**What you should do:**
Could you transcribe every line of the records below word for word, leaving out the pictures?

**Records for this exercise:**
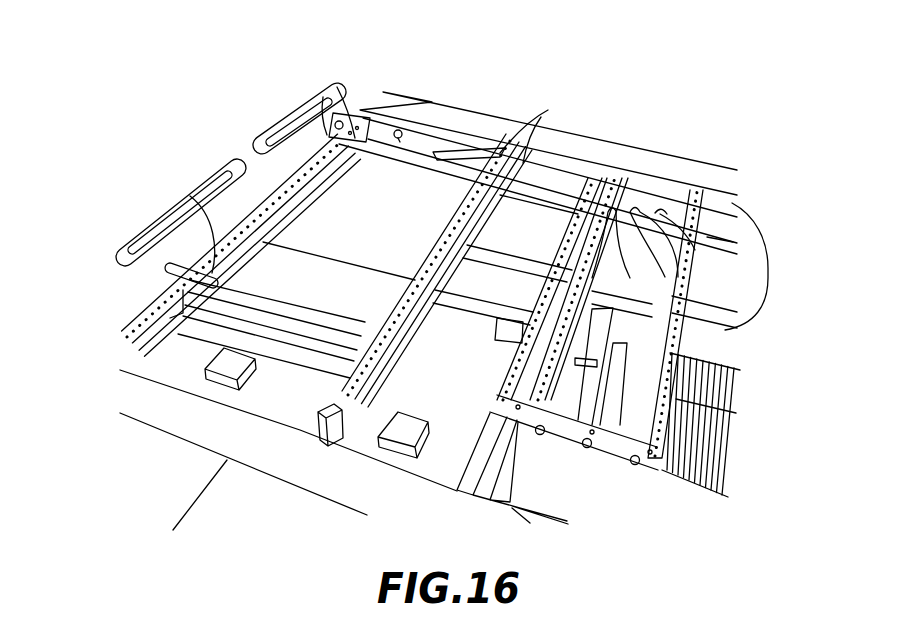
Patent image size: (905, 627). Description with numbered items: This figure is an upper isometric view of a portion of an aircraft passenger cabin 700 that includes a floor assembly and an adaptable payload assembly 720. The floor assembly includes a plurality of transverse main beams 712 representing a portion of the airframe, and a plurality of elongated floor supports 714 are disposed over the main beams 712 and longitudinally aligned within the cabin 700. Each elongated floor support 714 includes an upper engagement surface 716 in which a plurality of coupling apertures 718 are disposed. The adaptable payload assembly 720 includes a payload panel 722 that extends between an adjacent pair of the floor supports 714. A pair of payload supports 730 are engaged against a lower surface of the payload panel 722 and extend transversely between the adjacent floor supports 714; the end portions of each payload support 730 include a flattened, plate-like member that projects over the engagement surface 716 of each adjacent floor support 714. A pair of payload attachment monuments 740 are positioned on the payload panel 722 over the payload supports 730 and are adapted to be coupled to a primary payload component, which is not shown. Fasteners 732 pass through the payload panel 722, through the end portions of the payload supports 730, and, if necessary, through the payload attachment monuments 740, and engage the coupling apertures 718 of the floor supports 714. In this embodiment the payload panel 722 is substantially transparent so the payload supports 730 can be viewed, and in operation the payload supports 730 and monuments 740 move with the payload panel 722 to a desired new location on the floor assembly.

The aircraft passenger cabin 700 is at (574, 44).
The transverse main beams 712 is at (143, 394).
The elongated floor supports 714 is at (126, 352).
The upper engagement surface 716 is at (132, 327).
The coupling apertures 718 is at (168, 280).
The adaptable payload assembly 720 is at (502, 105).
The payload panel 722 is at (293, 204).
The payload supports 730 is at (364, 70).
The fasteners 732 is at (316, 125).
The payload attachment monuments 740 is at (293, 116).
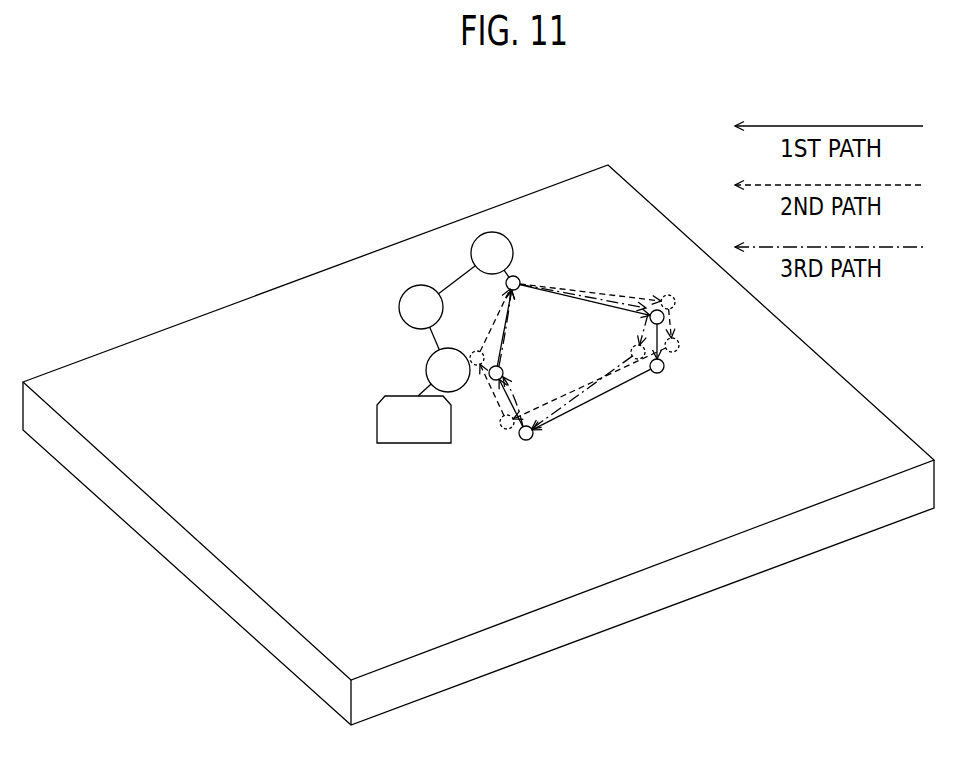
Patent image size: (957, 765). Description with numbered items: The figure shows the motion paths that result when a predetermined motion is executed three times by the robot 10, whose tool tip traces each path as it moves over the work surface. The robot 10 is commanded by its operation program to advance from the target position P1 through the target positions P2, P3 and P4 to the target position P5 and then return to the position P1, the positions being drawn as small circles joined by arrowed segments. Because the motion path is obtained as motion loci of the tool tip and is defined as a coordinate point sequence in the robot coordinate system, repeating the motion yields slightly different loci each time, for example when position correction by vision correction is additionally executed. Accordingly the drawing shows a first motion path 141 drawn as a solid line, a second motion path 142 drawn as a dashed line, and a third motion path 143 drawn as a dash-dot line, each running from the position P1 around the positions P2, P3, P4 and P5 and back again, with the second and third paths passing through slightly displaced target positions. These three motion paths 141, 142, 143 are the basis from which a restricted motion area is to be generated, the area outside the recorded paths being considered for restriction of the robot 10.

The robot 10 is at (443, 270).
The first motion path 141 is at (565, 417).
The second motion path 142 is at (605, 390).
The third motion path 143 is at (643, 383).
The target position P1 is at (532, 273).
The target position P2 is at (672, 296).
The target position P3 is at (668, 363).
The target position P4 is at (526, 443).
The target position P5 is at (510, 360).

**Expected answer:**
Patent image size: (905, 627). Description with numbered items: This figure is an upper isometric view of a portion of an aircraft passenger cabin 700 that includes a floor assembly and an adaptable payload assembly 720. The floor assembly includes a plurality of transverse main beams 712 representing a portion of the airframe, and a plurality of elongated floor supports 714 are disposed over the main beams 712 and longitudinally aligned within the cabin 700. Each elongated floor support 714 includes an upper engagement surface 716 in which a plurality of coupling apertures 718 are disposed. The adaptable payload assembly 720 includes a payload panel 722 that extends between an adjacent pair of the floor supports 714. A pair of payload supports 730 are engaged against a lower surface of the payload panel 722 and extend transversely between the adjacent floor supports 714; the end portions of each payload support 730 include a flattened, plate-like member that projects over the engagement surface 716 of each adjacent floor support 714. A pair of payload attachment monuments 740 are positioned on the payload panel 722 over the payload supports 730 and are adapted to be coupled to a primary payload component, which is not shown. Fasteners 732 pass through the payload panel 722, through the end portions of the payload supports 730, and, if necessary, through the payload attachment monuments 740, and engage the coupling apertures 718 of the floor supports 714. In this embodiment the payload panel 722 is substantially transparent so the payload supports 730 can be viewed, and in operation the payload supports 730 and monuments 740 move with the payload panel 722 to a desired new location on the floor assembly.

The aircraft passenger cabin 700 is at (574, 44).
The transverse main beams 712 is at (143, 394).
The elongated floor supports 714 is at (126, 352).
The upper engagement surface 716 is at (132, 327).
The coupling apertures 718 is at (168, 280).
The adaptable payload assembly 720 is at (502, 105).
The payload panel 722 is at (293, 204).
The payload supports 730 is at (364, 70).
The fasteners 732 is at (316, 125).
The payload attachment monuments 740 is at (293, 116).
Patent image size: (957, 765). Description with numbered items: The figure shows the motion paths that result when a predetermined motion is executed three times by the robot 10, whose tool tip traces each path as it moves over the work surface. The robot 10 is commanded by its operation program to advance from the target position P1 through the target positions P2, P3 and P4 to the target position P5 and then return to the position P1, the positions being drawn as small circles joined by arrowed segments. Because the motion path is obtained as motion loci of the tool tip and is defined as a coordinate point sequence in the robot coordinate system, repeating the motion yields slightly different loci each time, for example when position correction by vision correction is additionally executed. Accordingly the drawing shows a first motion path 141 drawn as a solid line, a second motion path 142 drawn as a dashed line, and a third motion path 143 drawn as a dash-dot line, each running from the position P1 around the positions P2, P3, P4 and P5 and back again, with the second and third paths passing through slightly displaced target positions. These three motion paths 141, 142, 143 are the basis from which a restricted motion area is to be generated, the area outside the recorded paths being considered for restriction of the robot 10.

The robot 10 is at (443, 270).
The first motion path 141 is at (565, 417).
The second motion path 142 is at (605, 390).
The third motion path 143 is at (643, 383).
The target position P1 is at (532, 273).
The target position P2 is at (672, 296).
The target position P3 is at (668, 363).
The target position P4 is at (526, 443).
The target position P5 is at (510, 360).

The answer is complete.